[Dataset entries]
'''

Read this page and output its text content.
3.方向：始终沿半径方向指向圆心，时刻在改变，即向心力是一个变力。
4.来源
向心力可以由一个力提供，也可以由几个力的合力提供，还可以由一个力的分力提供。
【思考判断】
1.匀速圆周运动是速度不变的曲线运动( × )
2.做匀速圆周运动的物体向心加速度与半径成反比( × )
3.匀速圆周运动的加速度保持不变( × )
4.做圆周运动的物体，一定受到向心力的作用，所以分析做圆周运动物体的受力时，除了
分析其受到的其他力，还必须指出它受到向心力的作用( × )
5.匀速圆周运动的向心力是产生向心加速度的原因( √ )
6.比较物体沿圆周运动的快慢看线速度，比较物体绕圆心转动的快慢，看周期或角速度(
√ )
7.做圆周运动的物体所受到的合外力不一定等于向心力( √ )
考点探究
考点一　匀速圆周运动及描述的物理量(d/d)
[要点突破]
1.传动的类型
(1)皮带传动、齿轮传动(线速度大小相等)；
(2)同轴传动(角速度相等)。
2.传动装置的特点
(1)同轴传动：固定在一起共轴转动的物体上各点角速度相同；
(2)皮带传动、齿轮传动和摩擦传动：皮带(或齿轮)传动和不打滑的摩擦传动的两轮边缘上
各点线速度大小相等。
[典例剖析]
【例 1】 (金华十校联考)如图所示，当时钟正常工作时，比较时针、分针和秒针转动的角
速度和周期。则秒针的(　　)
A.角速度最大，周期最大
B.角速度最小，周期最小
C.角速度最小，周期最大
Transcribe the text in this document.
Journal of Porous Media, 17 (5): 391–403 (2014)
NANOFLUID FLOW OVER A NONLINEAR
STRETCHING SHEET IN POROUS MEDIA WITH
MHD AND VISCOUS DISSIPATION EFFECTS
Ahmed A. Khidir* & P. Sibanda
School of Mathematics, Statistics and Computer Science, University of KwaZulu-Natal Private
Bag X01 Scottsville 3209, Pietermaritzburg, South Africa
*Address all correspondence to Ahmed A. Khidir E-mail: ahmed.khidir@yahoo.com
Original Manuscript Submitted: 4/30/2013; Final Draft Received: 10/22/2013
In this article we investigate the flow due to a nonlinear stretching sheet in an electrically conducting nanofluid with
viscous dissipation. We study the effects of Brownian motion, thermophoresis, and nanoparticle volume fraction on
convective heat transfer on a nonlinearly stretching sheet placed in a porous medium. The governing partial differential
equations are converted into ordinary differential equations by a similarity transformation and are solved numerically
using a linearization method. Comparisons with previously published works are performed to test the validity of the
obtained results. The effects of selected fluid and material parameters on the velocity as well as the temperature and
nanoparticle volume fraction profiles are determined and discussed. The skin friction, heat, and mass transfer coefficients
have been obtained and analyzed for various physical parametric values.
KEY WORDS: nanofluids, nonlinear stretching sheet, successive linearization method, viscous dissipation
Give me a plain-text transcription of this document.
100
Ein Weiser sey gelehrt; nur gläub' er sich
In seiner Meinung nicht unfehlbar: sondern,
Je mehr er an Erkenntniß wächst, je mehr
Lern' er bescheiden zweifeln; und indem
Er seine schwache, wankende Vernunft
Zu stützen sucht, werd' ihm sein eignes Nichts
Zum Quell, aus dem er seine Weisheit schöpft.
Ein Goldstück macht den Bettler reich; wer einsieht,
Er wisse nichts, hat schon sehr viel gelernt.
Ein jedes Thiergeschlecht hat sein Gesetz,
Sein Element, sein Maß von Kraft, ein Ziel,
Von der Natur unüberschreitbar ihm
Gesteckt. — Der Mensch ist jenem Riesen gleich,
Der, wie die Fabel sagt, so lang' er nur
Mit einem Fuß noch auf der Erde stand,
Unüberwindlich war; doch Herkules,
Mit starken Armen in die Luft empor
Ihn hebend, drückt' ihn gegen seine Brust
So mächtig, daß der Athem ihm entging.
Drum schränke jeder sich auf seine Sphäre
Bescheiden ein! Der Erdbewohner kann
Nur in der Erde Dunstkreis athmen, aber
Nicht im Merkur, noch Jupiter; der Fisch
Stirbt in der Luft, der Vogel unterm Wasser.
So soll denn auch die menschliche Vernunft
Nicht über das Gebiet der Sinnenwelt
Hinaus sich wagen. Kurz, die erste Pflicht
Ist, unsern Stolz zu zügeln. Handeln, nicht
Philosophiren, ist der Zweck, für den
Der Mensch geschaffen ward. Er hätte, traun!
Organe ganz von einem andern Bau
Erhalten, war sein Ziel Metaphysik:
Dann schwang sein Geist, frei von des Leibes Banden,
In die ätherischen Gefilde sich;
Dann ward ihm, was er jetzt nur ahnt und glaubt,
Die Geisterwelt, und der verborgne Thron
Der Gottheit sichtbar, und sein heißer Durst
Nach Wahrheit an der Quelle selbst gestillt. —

'''

:: Objective ::
All of the entries above must be quoted exactly.

:: Problem solution ::
Read this page and output its text content.
3.方向：始终沿半径方向指向圆心，时刻在改变，即向心力是一个变力。
4.来源
向心力可以由一个力提供，也可以由几个力的合力提供，还可以由一个力的分力提供。
【思考判断】
1.匀速圆周运动是速度不变的曲线运动( × )
2.做匀速圆周运动的物体向心加速度与半径成反比( × )
3.匀速圆周运动的加速度保持不变( × )
4.做圆周运动的物体，一定受到向心力的作用，所以分析做圆周运动物体的受力时，除了
分析其受到的其他力，还必须指出它受到向心力的作用( × )
5.匀速圆周运动的向心力是产生向心加速度的原因( √ )
6.比较物体沿圆周运动的快慢看线速度，比较物体绕圆心转动的快慢，看周期或角速度(
√ )
7.做圆周运动的物体所受到的合外力不一定等于向心力( √ )
考点探究
考点一　匀速圆周运动及描述的物理量(d/d)
[要点突破]
1.传动的类型
(1)皮带传动、齿轮传动(线速度大小相等)；
(2)同轴传动(角速度相等)。
2.传动装置的特点
(1)同轴传动：固定在一起共轴转动的物体上各点角速度相同；
(2)皮带传动、齿轮传动和摩擦传动：皮带(或齿轮)传动和不打滑的摩擦传动的两轮边缘上
各点线速度大小相等。
[典例剖析]
【例 1】 (金华十校联考)如图所示，当时钟正常工作时，比较时针、分针和秒针转动的角
速度和周期。则秒针的(　　)
A.角速度最大，周期最大
B.角速度最小，周期最小
C.角速度最小，周期最大
Transcribe the text in this document.
Journal of Porous Media, 17 (5): 391–403 (2014)
NANOFLUID FLOW OVER A NONLINEAR
STRETCHING SHEET IN POROUS MEDIA WITH
MHD AND VISCOUS DISSIPATION EFFECTS
Ahmed A. Khidir* & P. Sibanda
School of Mathematics, Statistics and Computer Science, University of KwaZulu-Natal Private
Bag X01 Scottsville 3209, Pietermaritzburg, South Africa
*Address all correspondence to Ahmed A. Khidir E-mail: ahmed.khidir@yahoo.com
Original Manuscript Submitted: 4/30/2013; Final Draft Received: 10/22/2013
In this article we investigate the flow due to a nonlinear stretching sheet in an electrically conducting nanofluid with
viscous dissipation. We study the effects of Brownian motion, thermophoresis, and nanoparticle volume fraction on
convective heat transfer on a nonlinearly stretching sheet placed in a porous medium. The governing partial differential
equations are converted into ordinary differential equations by a similarity transformation and are solved numerically
using a linearization method. Comparisons with previously published works are performed to test the validity of the
obtained results. The effects of selected fluid and material parameters on the velocity as well as the temperature and
nanoparticle volume fraction profiles are determined and discussed. The skin friction, heat, and mass transfer coefficients
have been obtained and analyzed for various physical parametric values.
KEY WORDS: nanofluids, nonlinear stretching sheet, successive linearization method, viscous dissipation
Give me a plain-text transcription of this document.
100
Ein Weiser sey gelehrt; nur gläub' er sich
In seiner Meinung nicht unfehlbar: sondern,
Je mehr er an Erkenntniß wächst, je mehr
Lern' er bescheiden zweifeln; und indem
Er seine schwache, wankende Vernunft
Zu stützen sucht, werd' ihm sein eignes Nichts
Zum Quell, aus dem er seine Weisheit schöpft.
Ein Goldstück macht den Bettler reich; wer einsieht,
Er wisse nichts, hat schon sehr viel gelernt.
Ein jedes Thiergeschlecht hat sein Gesetz,
Sein Element, sein Maß von Kraft, ein Ziel,
Von der Natur unüberschreitbar ihm
Gesteckt. — Der Mensch ist jenem Riesen gleich,
Der, wie die Fabel sagt, so lang' er nur
Mit einem Fuß noch auf der Erde stand,
Unüberwindlich war; doch Herkules,
Mit starken Armen in die Luft empor
Ihn hebend, drückt' ihn gegen seine Brust
So mächtig, daß der Athem ihm entging.
Drum schränke jeder sich auf seine Sphäre
Bescheiden ein! Der Erdbewohner kann
Nur in der Erde Dunstkreis athmen, aber
Nicht im Merkur, noch Jupiter; der Fisch
Stirbt in der Luft, der Vogel unterm Wasser.
So soll denn auch die menschliche Vernunft
Nicht über das Gebiet der Sinnenwelt
Hinaus sich wagen. Kurz, die erste Pflicht
Ist, unsern Stolz zu zügeln. Handeln, nicht
Philosophiren, ist der Zweck, für den
Der Mensch geschaffen ward. Er hätte, traun!
Organe ganz von einem andern Bau
Erhalten, war sein Ziel Metaphysik:
Dann schwang sein Geist, frei von des Leibes Banden,
In die ätherischen Gefilde sich;
Dann ward ihm, was er jetzt nur ahnt und glaubt,
Die Geisterwelt, und der verborgne Thron
Der Gottheit sichtbar, und sein heißer Durst
Nach Wahrheit an der Quelle selbst gestillt. —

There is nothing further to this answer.